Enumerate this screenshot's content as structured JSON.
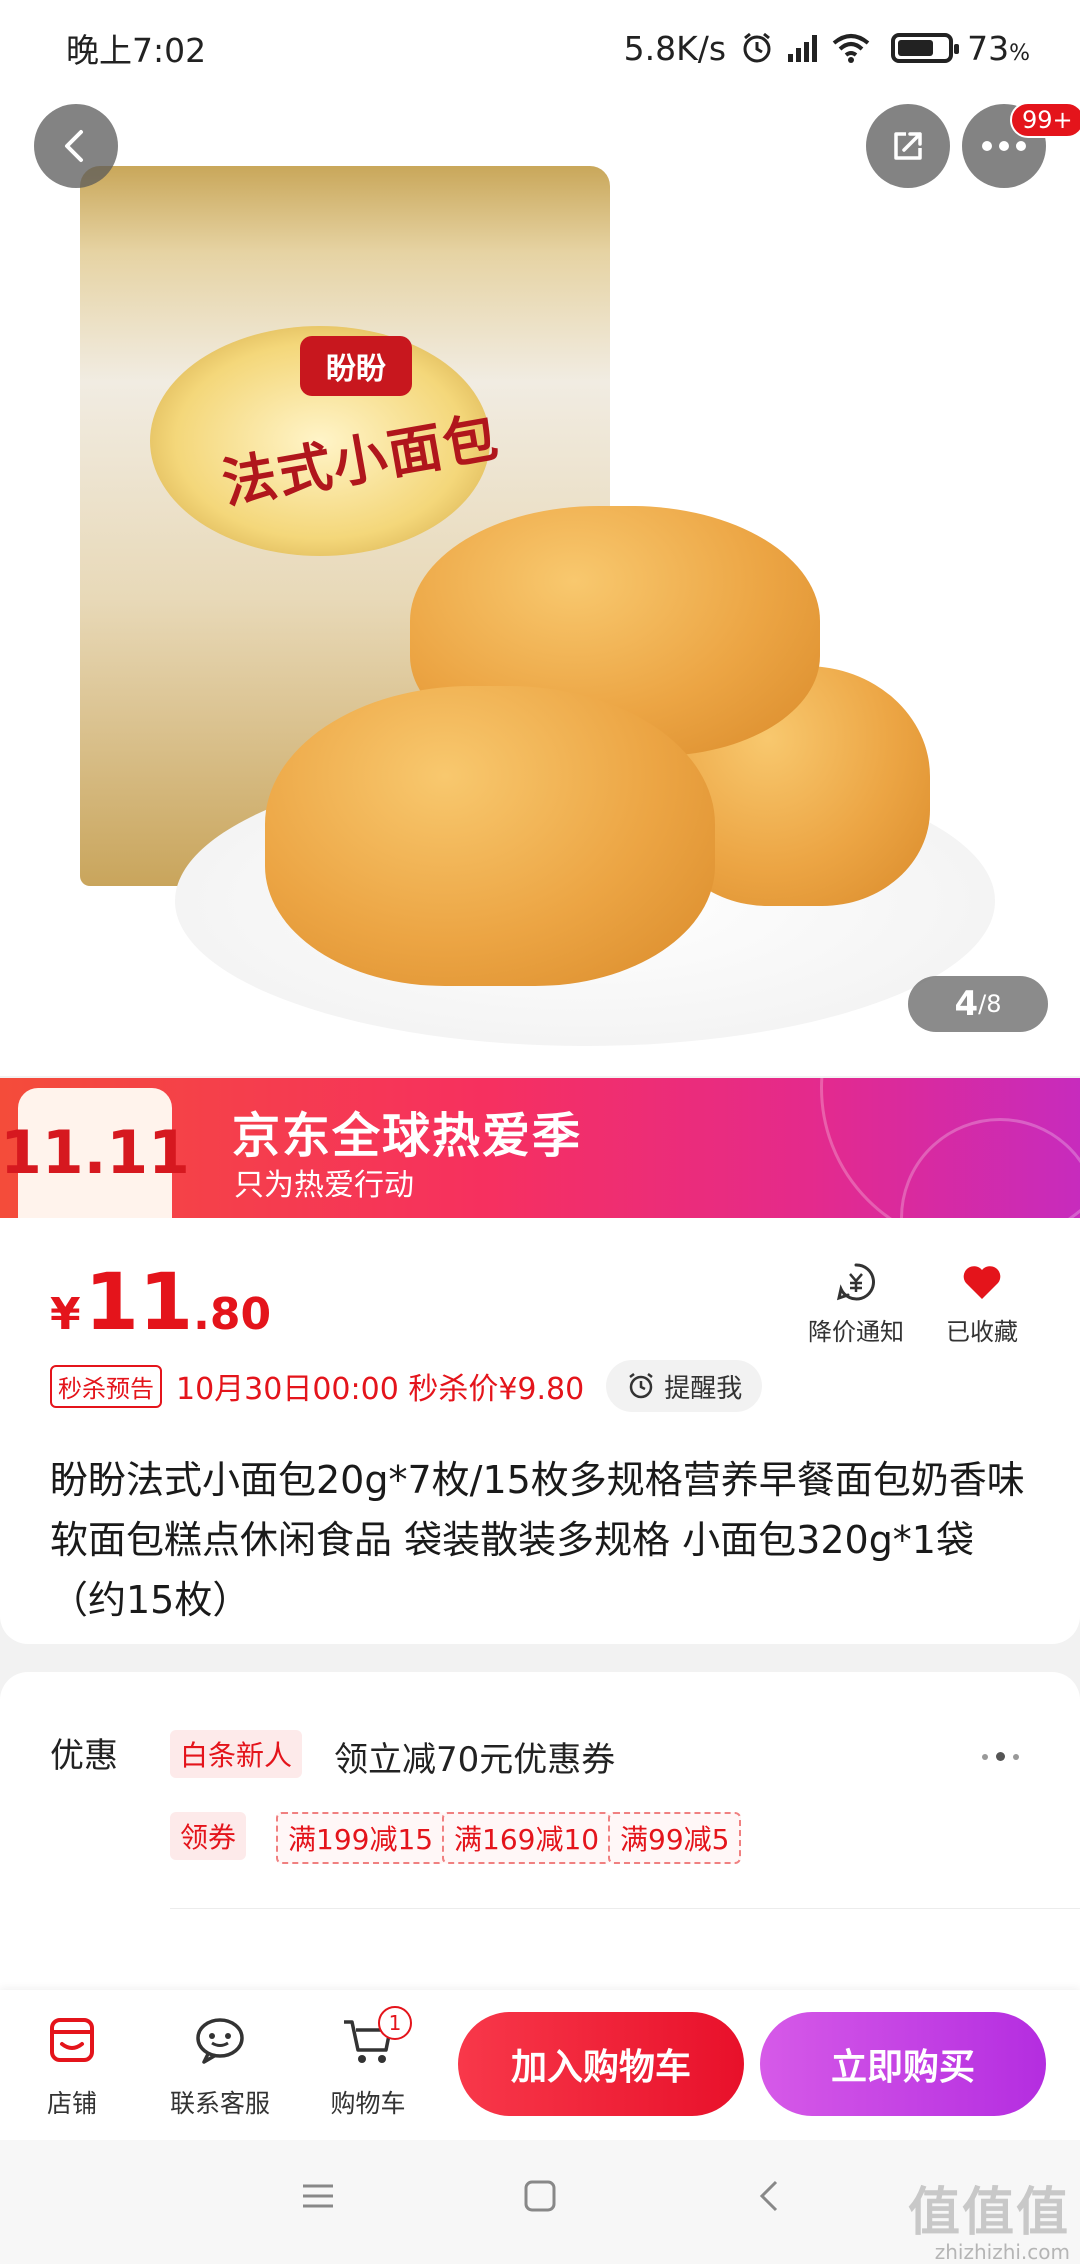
{
  "status_bar": {
    "time": "晚上7:02",
    "speed": "5.8K/s",
    "network": "HD",
    "battery": "73",
    "battery_unit": "%",
    "battery_level": 0.73
  },
  "hero": {
    "more_badge": "99+",
    "page_current": "4",
    "page_total": "/8",
    "bag_brand": "盼盼",
    "bag_title": "法式小面包"
  },
  "banner": {
    "logo": "11.11",
    "title": "京东全球热爱季",
    "subtitle": "只为热爱行动"
  },
  "price": {
    "currency": "¥",
    "integer": "11",
    "decimal": ".80"
  },
  "actions": {
    "notify_label": "降价通知",
    "favorite_label": "已收藏"
  },
  "seckill": {
    "tag": "秒杀预告",
    "text": "10月30日00:00 秒杀价¥9.80",
    "remind_label": "提醒我"
  },
  "product_title": "盼盼法式小面包20g*7枚/15枚多规格营养早餐面包奶香味软面包糕点休闲食品 袋装散装多规格 小面包320g*1袋（约15枚）",
  "promo": {
    "label": "优惠",
    "tag": "白条新人",
    "text": "领立减70元优惠券",
    "coupon_tag": "领券",
    "coupons": [
      "满199减15",
      "满169减10",
      "满99减5"
    ]
  },
  "bottom_bar": {
    "store_label": "店铺",
    "service_label": "联系客服",
    "cart_label": "购物车",
    "cart_count": "1",
    "add_to_cart": "加入购物车",
    "buy_now": "立即购买"
  },
  "watermark": {
    "logo": "值值值",
    "url": "zhizhizhi.com"
  },
  "colors": {
    "accent": "#e4141b",
    "buy_button": "#c23ae4",
    "banner": "#f6305f"
  }
}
+ + + + +
Work to complete | Copy out the listing exactly as it stands, but not the pictures.

Task output |
Enumerate this screenshot's content as structured JSON.
{
  "status_bar": {
    "time": "晚上7:02",
    "speed": "5.8K/s",
    "network": "HD",
    "battery": "73",
    "battery_unit": "%",
    "battery_level": 0.73
  },
  "hero": {
    "more_badge": "99+",
    "page_current": "4",
    "page_total": "/8",
    "bag_brand": "盼盼",
    "bag_title": "法式小面包"
  },
  "banner": {
    "logo": "11.11",
    "title": "京东全球热爱季",
    "subtitle": "只为热爱行动"
  },
  "price": {
    "currency": "¥",
    "integer": "11",
    "decimal": ".80"
  },
  "actions": {
    "notify_label": "降价通知",
    "favorite_label": "已收藏"
  },
  "seckill": {
    "tag": "秒杀预告",
    "text": "10月30日00:00 秒杀价¥9.80",
    "remind_label": "提醒我"
  },
  "product_title": "盼盼法式小面包20g*7枚/15枚多规格营养早餐面包奶香味软面包糕点休闲食品 袋装散装多规格 小面包320g*1袋（约15枚）",
  "promo": {
    "label": "优惠",
    "tag": "白条新人",
    "text": "领立减70元优惠券",
    "coupon_tag": "领券",
    "coupons": [
      "满199减15",
      "满169减10",
      "满99减5"
    ]
  },
  "bottom_bar": {
    "store_label": "店铺",
    "service_label": "联系客服",
    "cart_label": "购物车",
    "cart_count": "1",
    "add_to_cart": "加入购物车",
    "buy_now": "立即购买"
  },
  "watermark": {
    "logo": "值值值",
    "url": "zhizhizhi.com"
  },
  "colors": {
    "accent": "#e4141b",
    "buy_button": "#c23ae4",
    "banner": "#f6305f"
  }
}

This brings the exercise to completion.